Given data:
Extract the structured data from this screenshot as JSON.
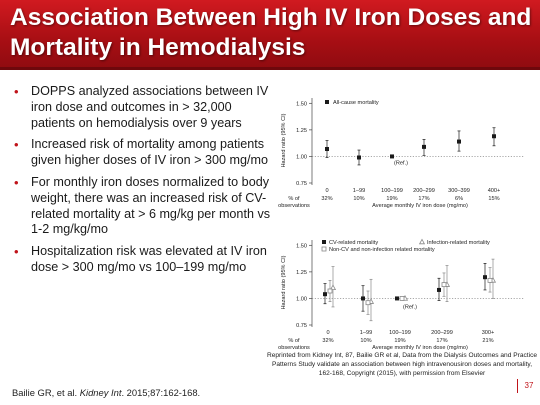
{
  "slide": {
    "title": "Association Between High IV Iron Doses and Mortality in Hemodialysis",
    "page_number": "37",
    "citation": {
      "authors": "Bailie GR, et al.",
      "journal": "Kidney Int",
      "rest": ". 2015;87:162-168."
    },
    "caption": "Reprinted from Kidney Int, 87, Bailie GR et al, Data from the Dialysis Outcomes and Practice Patterns Study validate an association between high intravenousiron doses and mortality, 162-168, Copyright (2015), with permission from Elsevier"
  },
  "bullets": [
    "DOPPS analyzed associations between IV iron dose and outcomes in > 32,000 patients on hemodialysis over 9 years",
    "Increased risk of mortality among patients given higher doses of IV iron > 300 mg/mo",
    "For monthly iron doses normalized to body weight, there was an increased risk of CV-related mortality at > 6 mg/kg per month vs 1-2 mg/kg/mo",
    "Hospitalization risk was elevated at IV iron dose > 300 mg/mo vs 100–199 mg/mo"
  ],
  "colors": {
    "title_bar": "#b3131a",
    "bullet_marker": "#c0141a",
    "marker_dark": "#1a1a1a",
    "marker_gray": "#888888"
  },
  "chart_data": [
    {
      "type": "scatter",
      "xlabel": "Average monthly IV iron dose (mg/mo)",
      "ylabel": "Hazard ratio (95% CI)",
      "ylim": [
        0.75,
        1.55
      ],
      "yticks": [
        "0.75",
        "1.00",
        "1.25",
        "1.50"
      ],
      "categories": [
        "0",
        "1–99",
        "100–199",
        "200–299",
        "300–399",
        "400+"
      ],
      "reference_category": "100–199",
      "reference_label": "(Ref.)",
      "observations_label": [
        "% of",
        "observations"
      ],
      "observations_pct": [
        "32%",
        "10%",
        "19%",
        "17%",
        "6%",
        "15%"
      ],
      "series": [
        {
          "name": "All-cause mortality",
          "marker": "filled-square",
          "values": [
            1.07,
            0.99,
            1.0,
            1.09,
            1.14,
            1.19
          ],
          "ci_low": [
            0.99,
            0.92,
            1.0,
            1.01,
            1.05,
            1.1
          ],
          "ci_high": [
            1.15,
            1.06,
            1.0,
            1.16,
            1.24,
            1.27
          ]
        }
      ],
      "legend_position": "top-left"
    },
    {
      "type": "scatter",
      "xlabel": "Average monthly IV iron dose (mg/mo)",
      "ylabel": "Hazard ratio (95% CI)",
      "ylim": [
        0.75,
        1.55
      ],
      "yticks": [
        "0.75",
        "1.00",
        "1.25",
        "1.50"
      ],
      "categories": [
        "0",
        "1–99",
        "100–199",
        "200–299",
        "300+"
      ],
      "reference_category": "100–199",
      "reference_label": "(Ref.)",
      "observations_label": [
        "% of",
        "observations"
      ],
      "observations_pct": [
        "32%",
        "10%",
        "19%",
        "17%",
        "21%"
      ],
      "series": [
        {
          "name": "CV-related mortality",
          "marker": "filled-square",
          "values": [
            1.04,
            1.0,
            1.0,
            1.08,
            1.2
          ],
          "ci_low": [
            0.95,
            0.88,
            1.0,
            0.98,
            1.08
          ],
          "ci_high": [
            1.14,
            1.12,
            1.0,
            1.19,
            1.33
          ]
        },
        {
          "name": "Infection-related mortality",
          "marker": "open-triangle",
          "values": [
            1.1,
            0.97,
            1.0,
            1.13,
            1.17
          ],
          "ci_low": [
            0.92,
            0.79,
            1.0,
            0.97,
            1.0
          ],
          "ci_high": [
            1.3,
            1.18,
            1.0,
            1.31,
            1.37
          ]
        },
        {
          "name": "Non-CV and non-infection related mortality",
          "marker": "open-square",
          "values": [
            1.07,
            0.96,
            1.0,
            1.13,
            1.17
          ],
          "ci_low": [
            0.97,
            0.85,
            1.0,
            1.02,
            1.06
          ],
          "ci_high": [
            1.17,
            1.07,
            1.0,
            1.24,
            1.29
          ]
        }
      ],
      "legend_position": "top"
    }
  ]
}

Task details:
Retype the data in full. Images do not go in the copy.

Output for this exercise:
Extract the structured data from this screenshot as JSON.
{
  "slide": {
    "title": "Association Between High IV Iron Doses and Mortality in Hemodialysis",
    "page_number": "37",
    "citation": {
      "authors": "Bailie GR, et al.",
      "journal": "Kidney Int",
      "rest": ". 2015;87:162-168."
    },
    "caption": "Reprinted from Kidney Int, 87, Bailie GR et al, Data from the Dialysis Outcomes and Practice Patterns Study validate an association between high intravenousiron doses and mortality, 162-168, Copyright (2015), with permission from Elsevier"
  },
  "bullets": [
    "DOPPS analyzed associations between IV iron dose and outcomes in > 32,000 patients on hemodialysis over 9 years",
    "Increased risk of mortality among patients given higher doses of IV iron > 300 mg/mo",
    "For monthly iron doses normalized to body weight, there was an increased risk of CV-related mortality at > 6 mg/kg per month vs 1-2 mg/kg/mo",
    "Hospitalization risk was elevated at IV iron dose > 300 mg/mo vs 100–199 mg/mo"
  ],
  "colors": {
    "title_bar": "#b3131a",
    "bullet_marker": "#c0141a",
    "marker_dark": "#1a1a1a",
    "marker_gray": "#888888"
  },
  "chart_data": [
    {
      "type": "scatter",
      "xlabel": "Average monthly IV iron dose (mg/mo)",
      "ylabel": "Hazard ratio (95% CI)",
      "ylim": [
        0.75,
        1.55
      ],
      "yticks": [
        "0.75",
        "1.00",
        "1.25",
        "1.50"
      ],
      "categories": [
        "0",
        "1–99",
        "100–199",
        "200–299",
        "300–399",
        "400+"
      ],
      "reference_category": "100–199",
      "reference_label": "(Ref.)",
      "observations_label": [
        "% of",
        "observations"
      ],
      "observations_pct": [
        "32%",
        "10%",
        "19%",
        "17%",
        "6%",
        "15%"
      ],
      "series": [
        {
          "name": "All-cause mortality",
          "marker": "filled-square",
          "values": [
            1.07,
            0.99,
            1.0,
            1.09,
            1.14,
            1.19
          ],
          "ci_low": [
            0.99,
            0.92,
            1.0,
            1.01,
            1.05,
            1.1
          ],
          "ci_high": [
            1.15,
            1.06,
            1.0,
            1.16,
            1.24,
            1.27
          ]
        }
      ],
      "legend_position": "top-left"
    },
    {
      "type": "scatter",
      "xlabel": "Average monthly IV iron dose (mg/mo)",
      "ylabel": "Hazard ratio (95% CI)",
      "ylim": [
        0.75,
        1.55
      ],
      "yticks": [
        "0.75",
        "1.00",
        "1.25",
        "1.50"
      ],
      "categories": [
        "0",
        "1–99",
        "100–199",
        "200–299",
        "300+"
      ],
      "reference_category": "100–199",
      "reference_label": "(Ref.)",
      "observations_label": [
        "% of",
        "observations"
      ],
      "observations_pct": [
        "32%",
        "10%",
        "19%",
        "17%",
        "21%"
      ],
      "series": [
        {
          "name": "CV-related mortality",
          "marker": "filled-square",
          "values": [
            1.04,
            1.0,
            1.0,
            1.08,
            1.2
          ],
          "ci_low": [
            0.95,
            0.88,
            1.0,
            0.98,
            1.08
          ],
          "ci_high": [
            1.14,
            1.12,
            1.0,
            1.19,
            1.33
          ]
        },
        {
          "name": "Infection-related mortality",
          "marker": "open-triangle",
          "values": [
            1.1,
            0.97,
            1.0,
            1.13,
            1.17
          ],
          "ci_low": [
            0.92,
            0.79,
            1.0,
            0.97,
            1.0
          ],
          "ci_high": [
            1.3,
            1.18,
            1.0,
            1.31,
            1.37
          ]
        },
        {
          "name": "Non-CV and non-infection related mortality",
          "marker": "open-square",
          "values": [
            1.07,
            0.96,
            1.0,
            1.13,
            1.17
          ],
          "ci_low": [
            0.97,
            0.85,
            1.0,
            1.02,
            1.06
          ],
          "ci_high": [
            1.17,
            1.07,
            1.0,
            1.24,
            1.29
          ]
        }
      ],
      "legend_position": "top"
    }
  ]
}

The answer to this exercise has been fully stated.